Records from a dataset
------------------------------------------------

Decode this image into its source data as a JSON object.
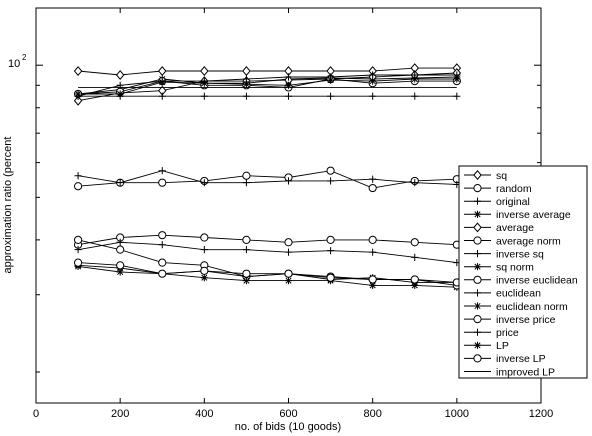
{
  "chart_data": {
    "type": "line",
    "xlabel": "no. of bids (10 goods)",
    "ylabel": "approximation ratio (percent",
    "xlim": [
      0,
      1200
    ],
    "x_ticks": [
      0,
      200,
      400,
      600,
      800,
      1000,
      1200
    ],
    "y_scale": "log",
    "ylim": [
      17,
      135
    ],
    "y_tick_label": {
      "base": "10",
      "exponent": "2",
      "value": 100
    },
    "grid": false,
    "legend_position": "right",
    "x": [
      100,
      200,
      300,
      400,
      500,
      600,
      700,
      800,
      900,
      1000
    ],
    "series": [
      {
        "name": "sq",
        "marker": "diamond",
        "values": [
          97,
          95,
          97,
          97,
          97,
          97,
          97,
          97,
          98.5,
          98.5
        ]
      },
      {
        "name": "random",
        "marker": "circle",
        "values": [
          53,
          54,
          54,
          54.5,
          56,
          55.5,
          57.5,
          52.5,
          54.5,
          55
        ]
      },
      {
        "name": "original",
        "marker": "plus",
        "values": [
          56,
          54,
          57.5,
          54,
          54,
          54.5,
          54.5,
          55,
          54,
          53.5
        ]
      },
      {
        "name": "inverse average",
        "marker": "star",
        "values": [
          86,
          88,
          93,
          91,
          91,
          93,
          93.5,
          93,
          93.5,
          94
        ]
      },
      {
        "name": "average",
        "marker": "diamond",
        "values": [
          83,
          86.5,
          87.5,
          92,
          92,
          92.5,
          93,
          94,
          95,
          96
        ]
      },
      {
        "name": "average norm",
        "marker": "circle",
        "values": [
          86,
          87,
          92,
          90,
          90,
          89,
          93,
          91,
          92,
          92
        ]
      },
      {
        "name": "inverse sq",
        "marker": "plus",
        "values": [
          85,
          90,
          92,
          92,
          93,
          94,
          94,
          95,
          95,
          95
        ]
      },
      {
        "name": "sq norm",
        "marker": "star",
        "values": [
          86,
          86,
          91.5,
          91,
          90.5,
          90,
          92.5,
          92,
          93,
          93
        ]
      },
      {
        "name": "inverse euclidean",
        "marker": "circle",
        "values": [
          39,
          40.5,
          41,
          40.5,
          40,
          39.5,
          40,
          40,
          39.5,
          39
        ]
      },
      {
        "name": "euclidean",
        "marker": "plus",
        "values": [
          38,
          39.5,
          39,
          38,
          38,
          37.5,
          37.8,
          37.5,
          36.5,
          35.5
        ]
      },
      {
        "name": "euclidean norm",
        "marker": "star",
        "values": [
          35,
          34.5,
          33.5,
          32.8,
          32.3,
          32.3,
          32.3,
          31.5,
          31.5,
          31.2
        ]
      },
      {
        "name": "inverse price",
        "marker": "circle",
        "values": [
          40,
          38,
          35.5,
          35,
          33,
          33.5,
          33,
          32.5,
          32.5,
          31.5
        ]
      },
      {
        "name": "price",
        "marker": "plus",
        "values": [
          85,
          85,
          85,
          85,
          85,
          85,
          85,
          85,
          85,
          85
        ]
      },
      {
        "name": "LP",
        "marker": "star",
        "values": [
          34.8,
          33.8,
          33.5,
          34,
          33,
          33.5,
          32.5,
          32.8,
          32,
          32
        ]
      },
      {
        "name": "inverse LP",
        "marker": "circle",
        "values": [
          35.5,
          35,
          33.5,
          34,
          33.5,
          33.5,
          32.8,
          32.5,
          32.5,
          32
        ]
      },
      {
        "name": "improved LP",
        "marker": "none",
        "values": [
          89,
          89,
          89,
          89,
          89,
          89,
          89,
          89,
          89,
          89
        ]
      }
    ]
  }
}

------------------------------------------------

Objective –
Without including any pictures, print all of the material exactly as given.

The output –
Decode this image into its source data as a JSON object.
{
  "chart_data": {
    "type": "line",
    "xlabel": "no. of bids (10 goods)",
    "ylabel": "approximation ratio (percent",
    "xlim": [
      0,
      1200
    ],
    "x_ticks": [
      0,
      200,
      400,
      600,
      800,
      1000,
      1200
    ],
    "y_scale": "log",
    "ylim": [
      17,
      135
    ],
    "y_tick_label": {
      "base": "10",
      "exponent": "2",
      "value": 100
    },
    "grid": false,
    "legend_position": "right",
    "x": [
      100,
      200,
      300,
      400,
      500,
      600,
      700,
      800,
      900,
      1000
    ],
    "series": [
      {
        "name": "sq",
        "marker": "diamond",
        "values": [
          97,
          95,
          97,
          97,
          97,
          97,
          97,
          97,
          98.5,
          98.5
        ]
      },
      {
        "name": "random",
        "marker": "circle",
        "values": [
          53,
          54,
          54,
          54.5,
          56,
          55.5,
          57.5,
          52.5,
          54.5,
          55
        ]
      },
      {
        "name": "original",
        "marker": "plus",
        "values": [
          56,
          54,
          57.5,
          54,
          54,
          54.5,
          54.5,
          55,
          54,
          53.5
        ]
      },
      {
        "name": "inverse average",
        "marker": "star",
        "values": [
          86,
          88,
          93,
          91,
          91,
          93,
          93.5,
          93,
          93.5,
          94
        ]
      },
      {
        "name": "average",
        "marker": "diamond",
        "values": [
          83,
          86.5,
          87.5,
          92,
          92,
          92.5,
          93,
          94,
          95,
          96
        ]
      },
      {
        "name": "average norm",
        "marker": "circle",
        "values": [
          86,
          87,
          92,
          90,
          90,
          89,
          93,
          91,
          92,
          92
        ]
      },
      {
        "name": "inverse sq",
        "marker": "plus",
        "values": [
          85,
          90,
          92,
          92,
          93,
          94,
          94,
          95,
          95,
          95
        ]
      },
      {
        "name": "sq norm",
        "marker": "star",
        "values": [
          86,
          86,
          91.5,
          91,
          90.5,
          90,
          92.5,
          92,
          93,
          93
        ]
      },
      {
        "name": "inverse euclidean",
        "marker": "circle",
        "values": [
          39,
          40.5,
          41,
          40.5,
          40,
          39.5,
          40,
          40,
          39.5,
          39
        ]
      },
      {
        "name": "euclidean",
        "marker": "plus",
        "values": [
          38,
          39.5,
          39,
          38,
          38,
          37.5,
          37.8,
          37.5,
          36.5,
          35.5
        ]
      },
      {
        "name": "euclidean norm",
        "marker": "star",
        "values": [
          35,
          34.5,
          33.5,
          32.8,
          32.3,
          32.3,
          32.3,
          31.5,
          31.5,
          31.2
        ]
      },
      {
        "name": "inverse price",
        "marker": "circle",
        "values": [
          40,
          38,
          35.5,
          35,
          33,
          33.5,
          33,
          32.5,
          32.5,
          31.5
        ]
      },
      {
        "name": "price",
        "marker": "plus",
        "values": [
          85,
          85,
          85,
          85,
          85,
          85,
          85,
          85,
          85,
          85
        ]
      },
      {
        "name": "LP",
        "marker": "star",
        "values": [
          34.8,
          33.8,
          33.5,
          34,
          33,
          33.5,
          32.5,
          32.8,
          32,
          32
        ]
      },
      {
        "name": "inverse LP",
        "marker": "circle",
        "values": [
          35.5,
          35,
          33.5,
          34,
          33.5,
          33.5,
          32.8,
          32.5,
          32.5,
          32
        ]
      },
      {
        "name": "improved LP",
        "marker": "none",
        "values": [
          89,
          89,
          89,
          89,
          89,
          89,
          89,
          89,
          89,
          89
        ]
      }
    ]
  }
}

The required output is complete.